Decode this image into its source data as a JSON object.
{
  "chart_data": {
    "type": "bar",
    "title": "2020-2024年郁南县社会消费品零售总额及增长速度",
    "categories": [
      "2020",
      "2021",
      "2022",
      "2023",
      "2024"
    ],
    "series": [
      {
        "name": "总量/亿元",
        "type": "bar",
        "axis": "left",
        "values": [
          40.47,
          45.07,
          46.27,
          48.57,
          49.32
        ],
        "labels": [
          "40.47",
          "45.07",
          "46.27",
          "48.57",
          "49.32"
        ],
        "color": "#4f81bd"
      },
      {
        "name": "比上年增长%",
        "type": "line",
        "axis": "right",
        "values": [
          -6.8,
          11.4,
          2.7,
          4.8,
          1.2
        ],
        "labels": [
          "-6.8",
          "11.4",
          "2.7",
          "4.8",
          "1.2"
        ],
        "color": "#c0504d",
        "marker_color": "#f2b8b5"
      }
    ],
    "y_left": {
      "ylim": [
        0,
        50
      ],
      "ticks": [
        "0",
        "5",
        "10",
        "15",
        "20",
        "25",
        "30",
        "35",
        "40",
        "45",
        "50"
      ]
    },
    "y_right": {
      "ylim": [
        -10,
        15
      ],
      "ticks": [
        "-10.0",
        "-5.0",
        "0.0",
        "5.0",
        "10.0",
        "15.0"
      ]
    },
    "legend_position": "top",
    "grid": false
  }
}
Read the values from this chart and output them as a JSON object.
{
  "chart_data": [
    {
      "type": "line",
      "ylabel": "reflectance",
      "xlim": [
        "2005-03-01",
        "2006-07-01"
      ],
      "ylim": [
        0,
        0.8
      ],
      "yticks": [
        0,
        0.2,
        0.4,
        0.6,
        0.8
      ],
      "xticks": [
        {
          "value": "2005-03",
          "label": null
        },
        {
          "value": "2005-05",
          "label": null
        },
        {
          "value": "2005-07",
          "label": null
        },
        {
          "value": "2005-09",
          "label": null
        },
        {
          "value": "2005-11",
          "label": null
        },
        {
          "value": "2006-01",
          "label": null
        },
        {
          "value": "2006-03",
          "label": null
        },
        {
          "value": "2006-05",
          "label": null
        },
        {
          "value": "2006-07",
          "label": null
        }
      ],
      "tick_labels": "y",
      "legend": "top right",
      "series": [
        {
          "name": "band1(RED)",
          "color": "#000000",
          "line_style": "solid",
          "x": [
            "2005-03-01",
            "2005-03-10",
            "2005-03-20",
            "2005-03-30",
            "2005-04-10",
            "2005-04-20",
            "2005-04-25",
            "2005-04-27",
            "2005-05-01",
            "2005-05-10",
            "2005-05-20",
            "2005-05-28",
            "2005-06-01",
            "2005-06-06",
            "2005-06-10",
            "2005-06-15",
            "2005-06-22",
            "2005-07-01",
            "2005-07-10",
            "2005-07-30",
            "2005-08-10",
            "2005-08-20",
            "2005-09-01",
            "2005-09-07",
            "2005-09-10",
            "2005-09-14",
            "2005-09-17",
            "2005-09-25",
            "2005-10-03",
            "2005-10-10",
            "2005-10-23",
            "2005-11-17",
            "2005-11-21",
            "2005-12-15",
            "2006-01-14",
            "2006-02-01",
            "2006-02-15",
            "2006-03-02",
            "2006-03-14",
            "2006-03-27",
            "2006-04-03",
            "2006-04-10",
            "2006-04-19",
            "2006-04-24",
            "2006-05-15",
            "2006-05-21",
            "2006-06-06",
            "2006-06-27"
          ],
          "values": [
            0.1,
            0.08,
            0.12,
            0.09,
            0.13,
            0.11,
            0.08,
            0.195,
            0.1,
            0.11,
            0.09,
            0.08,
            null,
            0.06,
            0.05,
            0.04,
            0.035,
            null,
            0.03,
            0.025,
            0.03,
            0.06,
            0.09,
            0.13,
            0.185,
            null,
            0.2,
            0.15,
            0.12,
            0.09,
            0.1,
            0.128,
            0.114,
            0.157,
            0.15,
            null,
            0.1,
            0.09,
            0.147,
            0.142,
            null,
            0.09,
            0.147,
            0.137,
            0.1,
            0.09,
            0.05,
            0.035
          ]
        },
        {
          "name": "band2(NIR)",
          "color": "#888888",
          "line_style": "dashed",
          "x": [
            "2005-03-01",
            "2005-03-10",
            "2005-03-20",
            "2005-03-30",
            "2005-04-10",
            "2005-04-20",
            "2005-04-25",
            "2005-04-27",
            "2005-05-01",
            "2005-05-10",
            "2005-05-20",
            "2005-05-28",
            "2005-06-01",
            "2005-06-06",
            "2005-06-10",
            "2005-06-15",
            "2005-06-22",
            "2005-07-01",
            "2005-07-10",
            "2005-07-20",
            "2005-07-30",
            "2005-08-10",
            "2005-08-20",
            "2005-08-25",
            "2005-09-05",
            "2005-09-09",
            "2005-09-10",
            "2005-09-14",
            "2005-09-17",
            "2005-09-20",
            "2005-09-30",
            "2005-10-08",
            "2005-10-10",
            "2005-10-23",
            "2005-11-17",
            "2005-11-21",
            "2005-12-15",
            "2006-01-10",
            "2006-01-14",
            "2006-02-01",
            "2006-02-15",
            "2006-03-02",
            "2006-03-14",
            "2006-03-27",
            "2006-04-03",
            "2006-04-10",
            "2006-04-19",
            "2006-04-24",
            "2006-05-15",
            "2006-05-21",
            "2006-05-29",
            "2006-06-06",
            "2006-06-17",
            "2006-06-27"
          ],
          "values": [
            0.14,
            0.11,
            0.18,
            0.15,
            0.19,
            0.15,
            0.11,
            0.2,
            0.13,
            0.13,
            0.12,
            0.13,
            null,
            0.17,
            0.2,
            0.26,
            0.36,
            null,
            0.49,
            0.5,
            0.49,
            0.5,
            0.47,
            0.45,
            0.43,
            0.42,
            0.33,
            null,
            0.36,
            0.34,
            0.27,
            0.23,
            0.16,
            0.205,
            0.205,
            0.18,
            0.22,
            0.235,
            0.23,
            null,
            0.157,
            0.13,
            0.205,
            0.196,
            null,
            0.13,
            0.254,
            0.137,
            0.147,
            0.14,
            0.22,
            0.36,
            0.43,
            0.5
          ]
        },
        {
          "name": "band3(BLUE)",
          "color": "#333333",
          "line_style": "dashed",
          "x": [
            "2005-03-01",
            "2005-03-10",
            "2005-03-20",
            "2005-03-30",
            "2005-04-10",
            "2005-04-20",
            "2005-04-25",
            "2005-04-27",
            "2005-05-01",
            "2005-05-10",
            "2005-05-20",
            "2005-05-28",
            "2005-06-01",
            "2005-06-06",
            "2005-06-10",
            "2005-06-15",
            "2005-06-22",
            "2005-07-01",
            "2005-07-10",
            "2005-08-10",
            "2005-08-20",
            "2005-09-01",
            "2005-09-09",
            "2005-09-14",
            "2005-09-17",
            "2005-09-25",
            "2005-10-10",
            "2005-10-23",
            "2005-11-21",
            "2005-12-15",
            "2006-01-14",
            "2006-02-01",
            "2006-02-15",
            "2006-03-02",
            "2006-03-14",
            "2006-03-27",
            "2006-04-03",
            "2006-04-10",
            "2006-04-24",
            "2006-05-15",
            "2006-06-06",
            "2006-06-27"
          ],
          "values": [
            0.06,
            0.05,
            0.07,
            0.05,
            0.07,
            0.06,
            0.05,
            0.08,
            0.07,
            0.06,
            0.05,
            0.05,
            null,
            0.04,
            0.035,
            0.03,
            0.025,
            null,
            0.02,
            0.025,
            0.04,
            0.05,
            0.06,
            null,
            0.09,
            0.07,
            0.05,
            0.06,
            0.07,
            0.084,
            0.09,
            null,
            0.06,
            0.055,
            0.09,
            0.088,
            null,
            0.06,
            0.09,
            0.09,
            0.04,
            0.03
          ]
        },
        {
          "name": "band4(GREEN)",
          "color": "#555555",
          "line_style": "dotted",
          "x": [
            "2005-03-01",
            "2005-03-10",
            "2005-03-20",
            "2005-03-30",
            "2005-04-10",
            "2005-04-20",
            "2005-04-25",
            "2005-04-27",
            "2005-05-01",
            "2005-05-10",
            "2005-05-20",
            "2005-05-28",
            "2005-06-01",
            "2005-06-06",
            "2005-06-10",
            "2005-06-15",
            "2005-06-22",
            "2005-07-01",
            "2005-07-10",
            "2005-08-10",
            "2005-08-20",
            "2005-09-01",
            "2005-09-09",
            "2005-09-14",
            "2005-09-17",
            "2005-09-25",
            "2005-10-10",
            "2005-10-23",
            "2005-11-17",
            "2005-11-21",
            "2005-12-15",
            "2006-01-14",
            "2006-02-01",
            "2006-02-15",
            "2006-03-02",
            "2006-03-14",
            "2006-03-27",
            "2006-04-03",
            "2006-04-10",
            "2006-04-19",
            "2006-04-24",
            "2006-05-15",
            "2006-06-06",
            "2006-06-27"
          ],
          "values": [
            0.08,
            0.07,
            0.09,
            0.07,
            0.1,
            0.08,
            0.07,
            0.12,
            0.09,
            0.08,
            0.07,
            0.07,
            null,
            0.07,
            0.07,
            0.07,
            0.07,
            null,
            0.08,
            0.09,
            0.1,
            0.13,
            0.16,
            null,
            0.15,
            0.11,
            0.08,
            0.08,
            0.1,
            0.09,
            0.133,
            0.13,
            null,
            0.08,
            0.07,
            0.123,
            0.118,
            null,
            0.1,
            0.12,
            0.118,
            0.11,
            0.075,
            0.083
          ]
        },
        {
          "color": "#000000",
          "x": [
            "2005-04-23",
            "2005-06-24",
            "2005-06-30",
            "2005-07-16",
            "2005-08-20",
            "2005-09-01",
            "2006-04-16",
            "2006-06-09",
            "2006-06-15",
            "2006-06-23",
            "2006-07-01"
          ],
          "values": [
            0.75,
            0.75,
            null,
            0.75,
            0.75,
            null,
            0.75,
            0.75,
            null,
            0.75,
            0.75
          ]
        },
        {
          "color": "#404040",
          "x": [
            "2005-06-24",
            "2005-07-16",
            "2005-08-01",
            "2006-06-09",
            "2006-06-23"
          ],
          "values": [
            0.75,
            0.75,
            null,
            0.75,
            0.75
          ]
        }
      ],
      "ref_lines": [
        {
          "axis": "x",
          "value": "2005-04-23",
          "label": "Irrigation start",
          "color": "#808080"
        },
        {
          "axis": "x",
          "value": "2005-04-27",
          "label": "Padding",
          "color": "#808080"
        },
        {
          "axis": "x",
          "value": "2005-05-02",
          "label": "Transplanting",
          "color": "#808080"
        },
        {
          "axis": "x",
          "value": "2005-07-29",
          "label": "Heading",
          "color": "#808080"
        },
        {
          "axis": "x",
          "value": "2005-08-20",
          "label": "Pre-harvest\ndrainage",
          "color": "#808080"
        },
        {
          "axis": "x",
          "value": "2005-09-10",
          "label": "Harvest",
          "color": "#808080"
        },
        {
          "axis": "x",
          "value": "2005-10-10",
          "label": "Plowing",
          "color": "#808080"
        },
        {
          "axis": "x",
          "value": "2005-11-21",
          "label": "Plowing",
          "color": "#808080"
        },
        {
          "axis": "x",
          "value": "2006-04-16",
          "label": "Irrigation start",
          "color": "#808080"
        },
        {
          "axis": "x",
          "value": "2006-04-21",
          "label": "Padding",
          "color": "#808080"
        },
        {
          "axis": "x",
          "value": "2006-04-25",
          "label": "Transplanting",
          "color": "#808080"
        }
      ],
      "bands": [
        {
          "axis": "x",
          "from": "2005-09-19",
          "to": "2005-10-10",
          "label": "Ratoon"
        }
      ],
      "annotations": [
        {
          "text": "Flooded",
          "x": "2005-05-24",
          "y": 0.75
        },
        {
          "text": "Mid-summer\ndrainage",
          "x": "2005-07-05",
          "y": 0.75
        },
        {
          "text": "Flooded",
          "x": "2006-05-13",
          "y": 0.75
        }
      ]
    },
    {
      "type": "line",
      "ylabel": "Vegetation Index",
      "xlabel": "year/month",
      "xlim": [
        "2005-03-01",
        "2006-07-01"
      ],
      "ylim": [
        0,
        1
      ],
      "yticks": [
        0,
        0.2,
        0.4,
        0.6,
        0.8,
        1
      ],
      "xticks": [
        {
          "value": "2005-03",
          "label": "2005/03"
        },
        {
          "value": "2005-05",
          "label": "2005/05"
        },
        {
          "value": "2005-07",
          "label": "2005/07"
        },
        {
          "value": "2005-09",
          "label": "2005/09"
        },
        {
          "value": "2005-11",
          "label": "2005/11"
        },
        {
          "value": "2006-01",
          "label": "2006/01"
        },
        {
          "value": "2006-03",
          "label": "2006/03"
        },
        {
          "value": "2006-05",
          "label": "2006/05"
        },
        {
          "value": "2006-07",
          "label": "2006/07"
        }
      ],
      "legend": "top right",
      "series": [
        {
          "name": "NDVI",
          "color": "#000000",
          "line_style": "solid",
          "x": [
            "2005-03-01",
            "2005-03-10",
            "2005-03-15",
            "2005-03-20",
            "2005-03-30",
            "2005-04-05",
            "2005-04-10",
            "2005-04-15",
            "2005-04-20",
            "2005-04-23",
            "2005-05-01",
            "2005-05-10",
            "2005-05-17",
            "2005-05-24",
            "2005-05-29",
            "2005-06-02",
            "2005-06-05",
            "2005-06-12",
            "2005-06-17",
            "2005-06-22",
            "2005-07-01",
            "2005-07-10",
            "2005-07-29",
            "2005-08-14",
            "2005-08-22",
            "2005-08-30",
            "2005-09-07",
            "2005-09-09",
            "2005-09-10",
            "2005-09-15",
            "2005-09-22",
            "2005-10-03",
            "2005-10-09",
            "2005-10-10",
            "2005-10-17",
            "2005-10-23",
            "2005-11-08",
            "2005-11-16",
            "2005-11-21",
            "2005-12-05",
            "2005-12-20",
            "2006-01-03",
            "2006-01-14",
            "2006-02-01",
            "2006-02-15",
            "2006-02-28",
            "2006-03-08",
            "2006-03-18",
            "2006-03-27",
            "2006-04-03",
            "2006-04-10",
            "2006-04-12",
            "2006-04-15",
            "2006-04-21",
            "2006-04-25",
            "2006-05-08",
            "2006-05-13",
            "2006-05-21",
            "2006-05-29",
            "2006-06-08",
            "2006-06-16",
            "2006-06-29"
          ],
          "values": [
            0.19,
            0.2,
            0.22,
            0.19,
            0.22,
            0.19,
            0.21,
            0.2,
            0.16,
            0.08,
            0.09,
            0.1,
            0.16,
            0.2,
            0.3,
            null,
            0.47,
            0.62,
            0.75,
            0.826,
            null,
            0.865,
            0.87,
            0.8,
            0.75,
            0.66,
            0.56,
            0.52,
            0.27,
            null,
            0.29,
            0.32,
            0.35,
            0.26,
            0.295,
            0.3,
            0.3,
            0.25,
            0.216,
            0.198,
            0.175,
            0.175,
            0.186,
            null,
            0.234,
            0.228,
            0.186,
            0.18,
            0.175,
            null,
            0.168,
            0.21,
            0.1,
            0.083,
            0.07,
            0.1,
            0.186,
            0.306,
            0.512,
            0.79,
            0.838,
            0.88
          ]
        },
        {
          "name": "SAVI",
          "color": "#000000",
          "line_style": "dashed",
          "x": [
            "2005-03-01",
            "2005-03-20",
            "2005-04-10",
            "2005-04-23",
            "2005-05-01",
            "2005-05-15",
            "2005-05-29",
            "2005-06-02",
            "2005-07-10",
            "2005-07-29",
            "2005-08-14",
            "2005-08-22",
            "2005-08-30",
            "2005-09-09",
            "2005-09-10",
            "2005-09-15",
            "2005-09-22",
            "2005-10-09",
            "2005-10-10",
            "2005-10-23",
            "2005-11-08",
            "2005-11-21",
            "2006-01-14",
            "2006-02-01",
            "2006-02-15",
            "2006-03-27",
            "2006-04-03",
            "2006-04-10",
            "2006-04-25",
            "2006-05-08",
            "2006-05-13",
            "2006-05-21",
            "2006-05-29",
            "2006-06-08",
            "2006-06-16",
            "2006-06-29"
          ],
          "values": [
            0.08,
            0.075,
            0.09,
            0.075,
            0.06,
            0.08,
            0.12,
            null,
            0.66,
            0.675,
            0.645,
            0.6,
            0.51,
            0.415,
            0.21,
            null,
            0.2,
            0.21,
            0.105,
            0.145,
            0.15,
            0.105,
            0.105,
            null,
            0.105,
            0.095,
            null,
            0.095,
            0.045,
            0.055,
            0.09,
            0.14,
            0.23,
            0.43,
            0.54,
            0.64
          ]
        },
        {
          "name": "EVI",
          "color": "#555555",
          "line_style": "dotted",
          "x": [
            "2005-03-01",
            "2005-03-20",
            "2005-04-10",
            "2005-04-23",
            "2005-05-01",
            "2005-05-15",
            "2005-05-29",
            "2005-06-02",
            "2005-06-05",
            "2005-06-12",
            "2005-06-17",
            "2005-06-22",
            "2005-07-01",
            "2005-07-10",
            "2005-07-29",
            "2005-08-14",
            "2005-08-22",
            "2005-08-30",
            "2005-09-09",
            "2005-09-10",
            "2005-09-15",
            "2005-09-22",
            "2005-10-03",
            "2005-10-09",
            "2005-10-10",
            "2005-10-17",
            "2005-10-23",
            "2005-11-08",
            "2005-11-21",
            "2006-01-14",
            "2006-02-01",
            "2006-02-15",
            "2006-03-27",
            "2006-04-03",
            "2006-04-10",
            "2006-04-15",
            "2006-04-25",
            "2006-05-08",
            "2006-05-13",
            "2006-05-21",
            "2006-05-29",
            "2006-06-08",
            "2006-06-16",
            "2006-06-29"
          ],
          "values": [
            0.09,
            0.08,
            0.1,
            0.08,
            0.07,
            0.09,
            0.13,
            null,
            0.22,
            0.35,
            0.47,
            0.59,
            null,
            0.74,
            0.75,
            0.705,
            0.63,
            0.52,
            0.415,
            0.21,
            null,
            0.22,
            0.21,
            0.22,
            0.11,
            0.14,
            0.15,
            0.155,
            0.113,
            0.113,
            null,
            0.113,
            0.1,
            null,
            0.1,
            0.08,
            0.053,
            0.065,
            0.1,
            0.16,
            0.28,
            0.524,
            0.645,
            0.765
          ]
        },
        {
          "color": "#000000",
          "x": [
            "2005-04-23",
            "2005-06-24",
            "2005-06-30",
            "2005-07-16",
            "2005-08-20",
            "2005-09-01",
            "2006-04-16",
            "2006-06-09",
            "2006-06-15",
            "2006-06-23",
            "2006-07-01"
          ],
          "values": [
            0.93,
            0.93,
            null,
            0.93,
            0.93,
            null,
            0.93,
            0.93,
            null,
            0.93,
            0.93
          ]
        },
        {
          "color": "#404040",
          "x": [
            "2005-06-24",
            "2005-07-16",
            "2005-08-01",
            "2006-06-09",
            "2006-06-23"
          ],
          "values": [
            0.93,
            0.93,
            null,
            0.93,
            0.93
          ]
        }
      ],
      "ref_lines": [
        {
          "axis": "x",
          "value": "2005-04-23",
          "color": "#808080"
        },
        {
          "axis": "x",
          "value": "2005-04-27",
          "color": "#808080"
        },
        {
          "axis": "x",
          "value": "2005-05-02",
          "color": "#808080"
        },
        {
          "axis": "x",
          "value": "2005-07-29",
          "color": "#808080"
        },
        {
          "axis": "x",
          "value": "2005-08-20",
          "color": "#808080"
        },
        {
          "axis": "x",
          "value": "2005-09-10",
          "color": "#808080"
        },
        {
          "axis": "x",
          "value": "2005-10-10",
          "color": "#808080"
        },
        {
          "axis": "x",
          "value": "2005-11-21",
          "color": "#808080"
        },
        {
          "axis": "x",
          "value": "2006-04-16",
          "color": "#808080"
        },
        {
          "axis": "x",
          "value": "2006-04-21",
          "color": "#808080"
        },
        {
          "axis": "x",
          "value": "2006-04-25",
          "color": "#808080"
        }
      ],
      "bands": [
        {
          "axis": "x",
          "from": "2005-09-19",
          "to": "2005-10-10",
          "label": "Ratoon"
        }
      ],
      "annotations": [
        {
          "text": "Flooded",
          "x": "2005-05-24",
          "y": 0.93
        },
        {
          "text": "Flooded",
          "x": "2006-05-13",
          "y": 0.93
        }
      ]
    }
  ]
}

*What is required*.
Go through the listing above and report how many of its lines contain the word "object", with only the number as output.

*Full response*.
2